[Start Material]

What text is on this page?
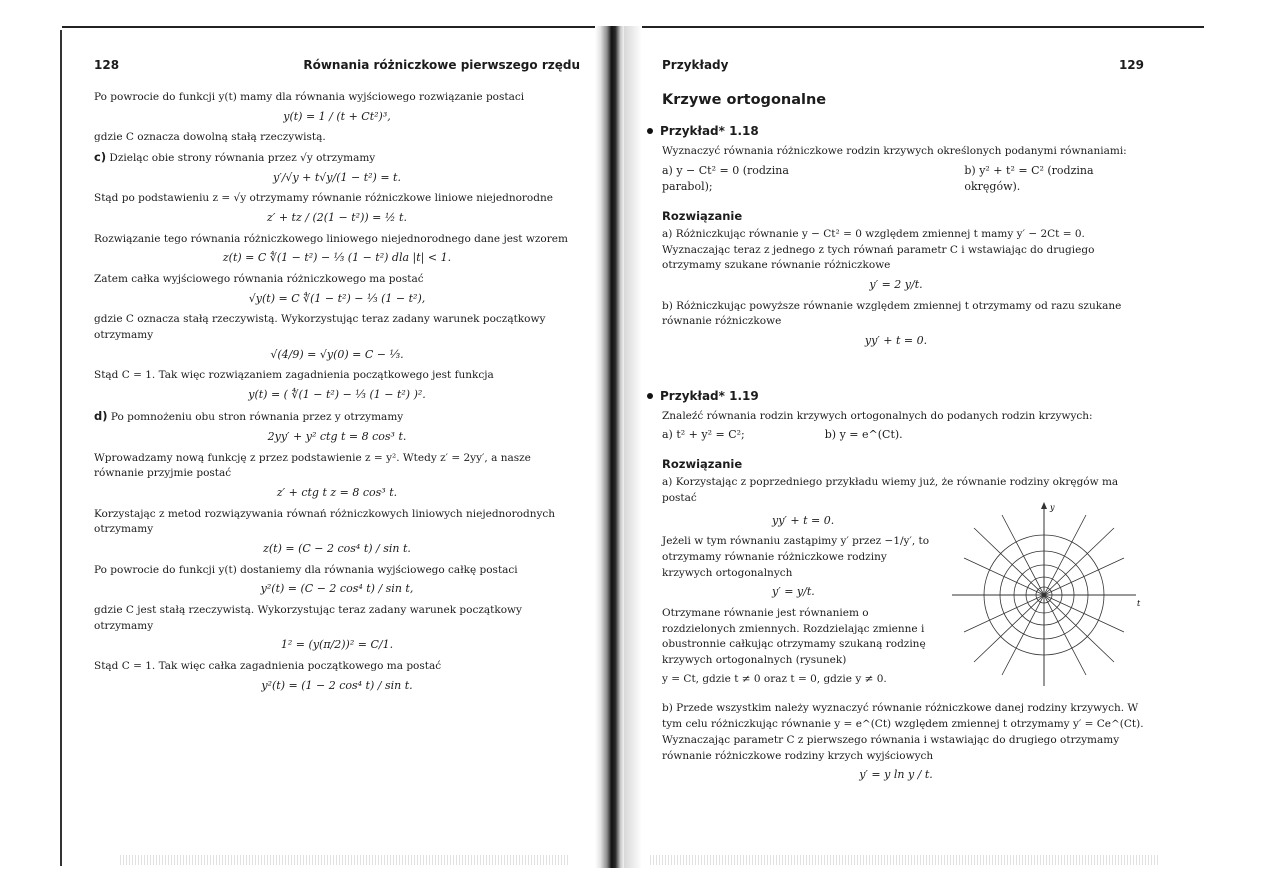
128	Równania różniczkowe pierwszego rzędu

Po powrocie do funkcji y(t) mamy dla równania wyjściowego rozwiązanie postaci

y(t) = 1 / (t + Ct²)³,

gdzie C oznacza dowolną stałą rzeczywistą.

c) Dzieląc obie strony równania przez √y otrzymamy

y′/√y + t√y/(1 − t²) = t.

Stąd po podstawieniu z = √y otrzymamy równanie różniczkowe liniowe niejednorodne

z′ + tz / (2(1 − t²)) = ½ t.

Rozwiązanie tego równania różniczkowego liniowego niejednorodnego dane jest wzorem

z(t) = C ∜(1 − t²) − ⅓ (1 − t²) dla |t| < 1.

Zatem całka wyjściowego równania różniczkowego ma postać

√y(t) = C ∜(1 − t²) − ⅓ (1 − t²),

gdzie C oznacza stałą rzeczywistą. Wykorzystując teraz zadany warunek początkowy otrzymamy

√(4/9) = √y(0) = C − ⅓.

Stąd C = 1. Tak więc rozwiązaniem zagadnienia początkowego jest funkcja

y(t) = ( ∜(1 − t²) − ⅓ (1 − t²) )².

d) Po pomnożeniu obu stron równania przez y otrzymamy

2yy′ + y² ctg t = 8 cos³ t.

Wprowadzamy nową funkcję z przez podstawienie z = y². Wtedy z′ = 2yy′, a nasze równanie przyjmie postać

z′ + ctg t z = 8 cos³ t.

Korzystając z metod rozwiązywania równań różniczkowych liniowych niejednorodnych otrzymamy

z(t) = (C − 2 cos⁴ t) / sin t.

Po powrocie do funkcji y(t) dostaniemy dla równania wyjściowego całkę postaci

y²(t) = (C − 2 cos⁴ t) / sin t,

gdzie C jest stałą rzeczywistą. Wykorzystując teraz zadany warunek początkowy otrzymamy

1² = (y(π/2))² = C/1.

Stąd C = 1. Tak więc całka zagadnienia początkowego ma postać

y²(t) = (1 − 2 cos⁴ t) / sin t.
Przykłady	129
Krzywe ortogonalne
Przykład* 1.18

Wyznaczyć równania różniczkowe rodzin krzywych określonych podanymi równaniami:

a) y − Ct² = 0 (rodzina parabol);
b) y² + t² = C² (rodzina okręgów).
Rozwiązanie

a) Różniczkując równanie y − Ct² = 0 względem zmiennej t mamy y′ − 2Ct = 0. Wyznaczając teraz z jednego z tych równań parametr C i wstawiając do drugiego otrzymamy szukane równanie różniczkowe

y′ = 2 y/t.

b) Różniczkując powyższe równanie względem zmiennej t otrzymamy od razu szukane równanie różniczkowe

yy′ + t = 0.
Przykład* 1.19

Znaleźć równania rodzin krzywych ortogonalnych do podanych rodzin krzywych:

a) t² + y² = C²;	b) y = e^(Ct).
Rozwiązanie

a) Korzystając z poprzedniego przykładu wiemy już, że równanie rodziny okręgów ma postać

yy′ + t = 0.

Jeżeli w tym równaniu zastąpimy y′ przez −1/y′, to otrzymamy równanie różniczkowe rodziny krzywych ortogonalnych

y′ = y/t.

Otrzymane równanie jest równaniem o rozdzielonych zmiennych. Rozdzielając zmienne i obustronnie całkując otrzymamy szukaną rodzinę krzywych ortogonalnych (rysunek)

y = Ct, gdzie t ≠ 0 oraz t = 0, gdzie y ≠ 0.

y
t

b) Przede wszystkim należy wyznaczyć równanie różniczkowe danej rodziny krzywych. W tym celu różniczkując równanie y = e^(Ct) względem zmiennej t otrzymamy y′ = Ce^(Ct). Wyznaczając parametr C z pierwszego równania i wstawiając do drugiego otrzymamy równanie różniczkowe rodziny krzych wyjściowych

y′ = y ln y / t.
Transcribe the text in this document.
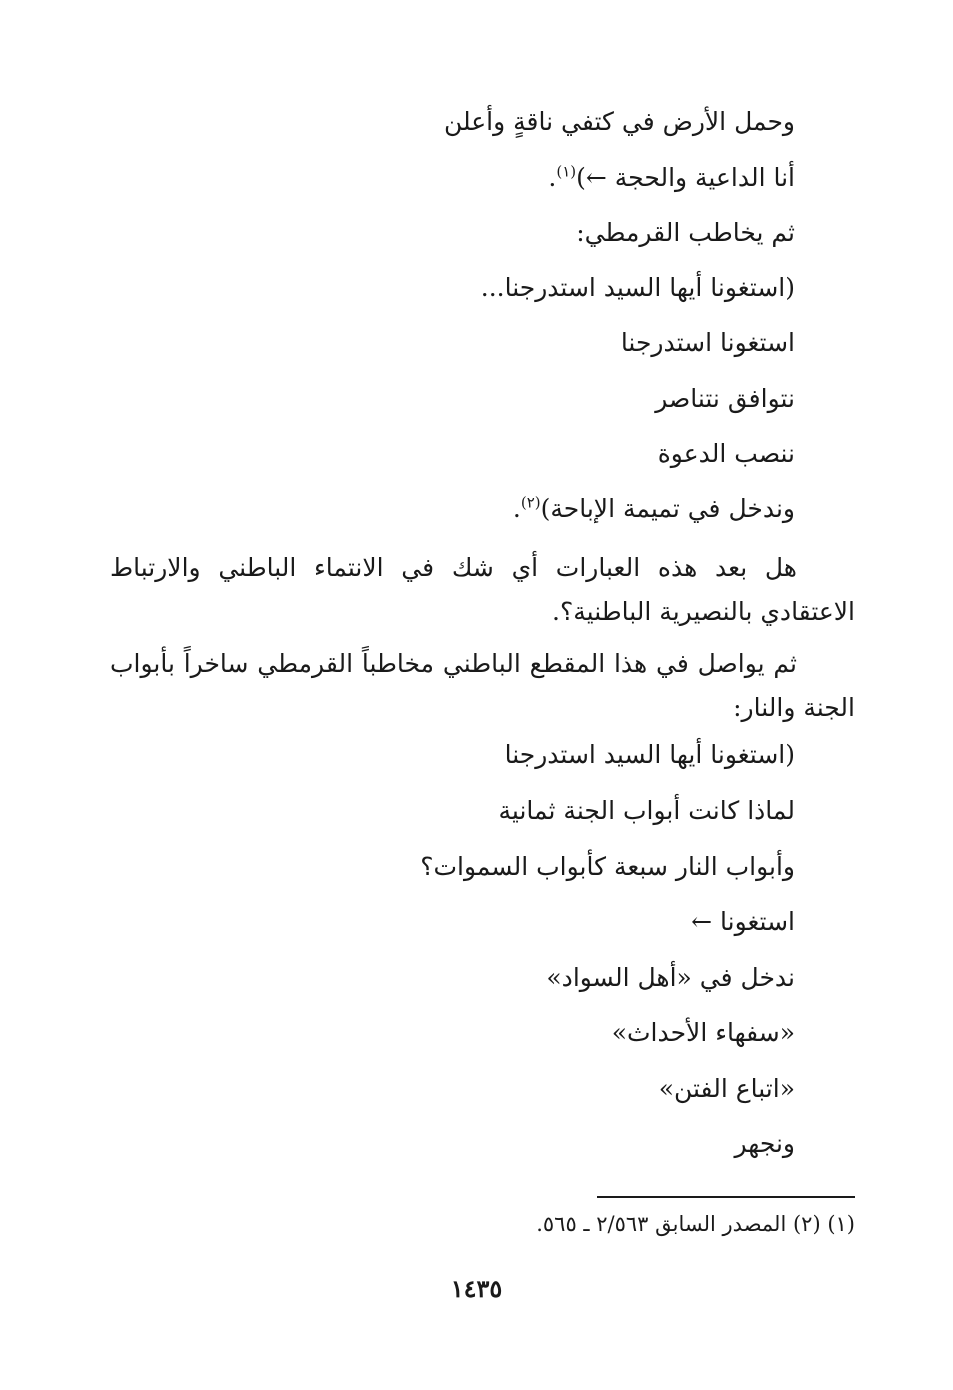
وحمل الأرض في كتفي ناقةٍ وأعلن
أنا الداعية والحجة ←)$^{(١)}$.
ثم يخاطب القرمطي:
(استغونا أيها السيد استدرجنا...
استغونا استدرجنا
نتوافق نتناصر
ننصب الدعوة
وندخل في تميمة الإباحة)$^{(٢)}$.
هل بعد هذه العبارات أي شك في الانتماء الباطني والارتباط
الاعتقادي بالنصيرية الباطنية؟.
ثم يواصل في هذا المقطع الباطني مخاطباً القرمطي ساخراً بأبواب
الجنة والنار:
(استغونا أيها السيد استدرجنا
لماذا كانت أبواب الجنة ثمانية
وأبواب النار سبعة كأبواب السموات؟
استغونا ←
ندخل في «أهل السواد»
«سفهاء الأحداث»
«اتباع الفتن»
ونجهر
(١) (٢) المصدر السابق ٢/٥٦٣ ـ ٥٦٥.
١٤٣٥
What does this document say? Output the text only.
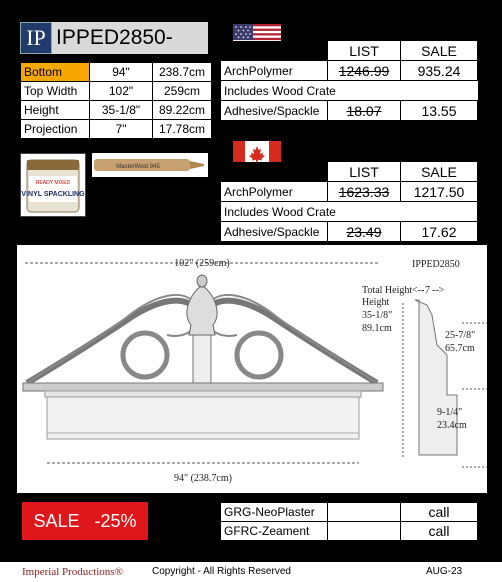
IP IPPED2850-
Bottom	94"	238.7cm
Top Width	102"	259cm
Height	35-1/8"	89.22cm
Projection	7"	17.78cm
	LIST	SALE
ArchPolymer	1246.99	935.24
Includes Wood Crate		
Adhesive/Spackle	18.07	13.55
	LIST	SALE
ArchPolymer	1623.33	1217.50
Includes Wood Crate		
Adhesive/Spackle	23.49	17.62
READY MIXED
VINYL SPACKLING
MasterWeld 945
102" (259cm)	IPPED2850
94" (238.7cm)
Total Height
Height
35-1/8"
89.1cm
<-- 7 -->
25-7/8"
65.7cm
9-1/4"
23.4cm
SALE   -25%	GRG-NeoPlaster		call
GFRC-Zeament		call
Imperial Productions®	Copyright - All Rights Reserved	AUG-23
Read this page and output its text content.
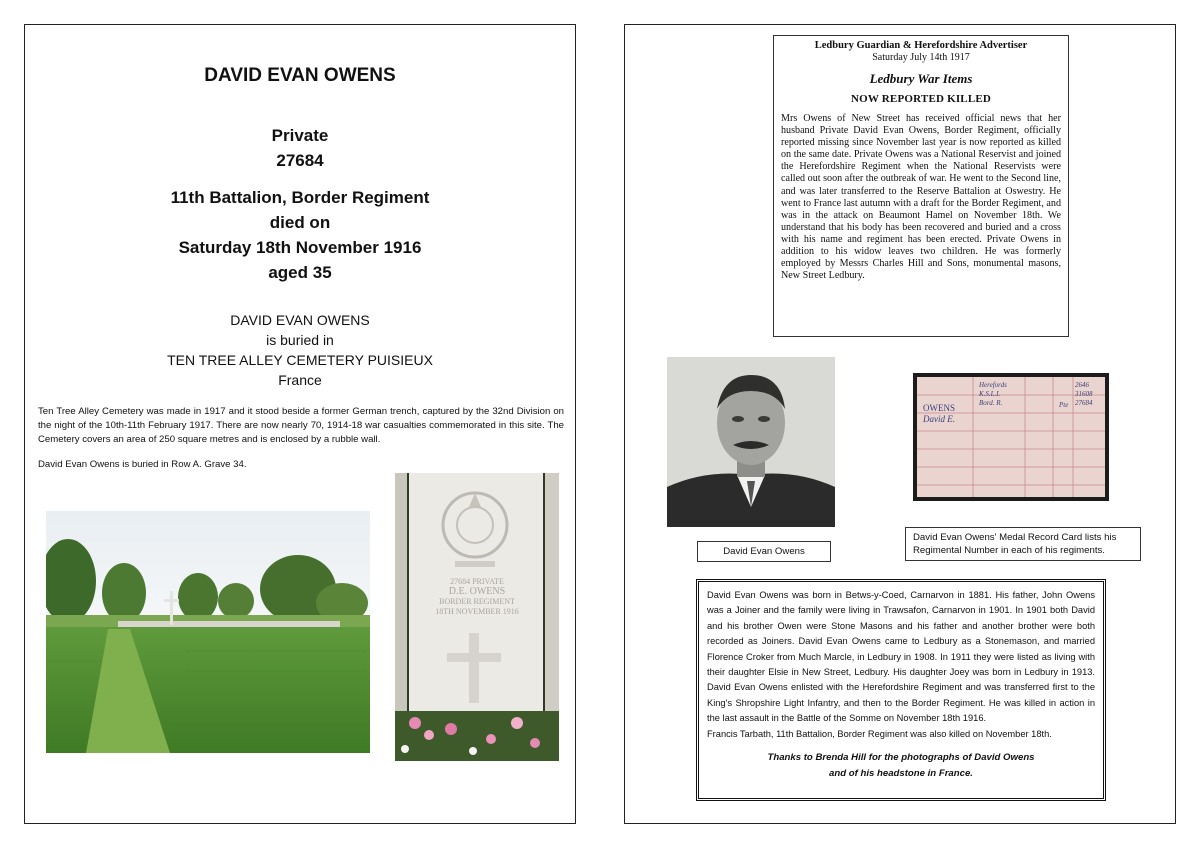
DAVID EVAN OWENS
Private
27684
11th Battalion, Border Regiment
died on
Saturday 18th November 1916
aged 35
DAVID EVAN OWENS
is buried in
TEN TREE ALLEY CEMETERY PUISIEUX
France
Ten Tree Alley Cemetery was made in 1917 and it stood beside a former German trench, captured by the 32nd Division on the night of the 10th-11th February 1917. There are now nearly 70, 1914-18 war casualties commemorated in this site. The Cemetery covers an area of 250 square metres and is enclosed by a rubble wall.
David Evan Owens is buried in Row A. Grave 34.
27684 PRIVATE
D.E. OWENS
BORDER REGIMENT
18TH NOVEMBER 1916
Ledbury Guardian & Herefordshire Advertiser
Saturday July 14th 1917
Ledbury War Items
NOW REPORTED KILLED
Mrs Owens of New Street has received official news that her husband Private David Evan Owens, Border Regiment, officially reported missing since November last year is now reported as killed on the same date. Private Owens was a National Reservist and joined the Herefordshire Regiment when the National Reservists were called out soon after the outbreak of war. He went to the Second line, and was later transferred to the Reserve Battalion at Oswestry. He went to France last autumn with a draft for the Border Regiment, and was in the attack on Beaumont Hamel on November 18th. We understand that his body has been recovered and buried and a cross with his name and regiment has been erected. Private Owens in addition to his widow leaves two children. He was formerly employed by Messrs Charles Hill and Sons, monumental masons, New Street Ledbury.
David Evan Owens
OWENS
David E.
Herefords
K.S.L.I.
Bord. R.	Pte
2646
31608
27684
David Evan Owens' Medal Record Card lists his Regimental Number in each of his regiments.
David Evan Owens was born in Betws-y-Coed, Carnarvon in 1881. His father, John Owens was a Joiner and the family were living in Trawsafon, Carnarvon in 1901. In 1901 both David and his brother Owen were Stone Masons and his father and another brother were both recorded as Joiners. David Evan Owens came to Ledbury as a Stonemason, and married Florence Croker from Much Marcle, in Ledbury in 1908. In 1911 they were listed as living with their daughter Elsie in New Street, Ledbury. His daughter Joey was born in Ledbury in 1913. David Evan Owens enlisted with the Herefordshire Regiment and was transferred first to the King's Shropshire Light Infantry, and then to the Border Regiment. He was killed in action in the last assault in the Battle of the Somme on November 18th 1916.
Francis Tarbath, 11th Battalion, Border Regiment was also killed on November 18th.
Thanks to Brenda Hill for the photographs of David Owens
and of his headstone in France.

[End Material]

In the material above, show every line where the word "postać" turns up.

=== Solution to this task ===
Zatem całka wyjściowego równania różniczkowego ma postać
Wprowadzamy nową funkcję z przez podstawienie z = y². Wtedy z′ = 2yy′, a nasze równanie przyjmie postać
Stąd C = 1. Tak więc całka zagadnienia początkowego ma postać
a) Korzystając z poprzedniego przykładu wiemy już, że równanie rodziny okręgów ma postać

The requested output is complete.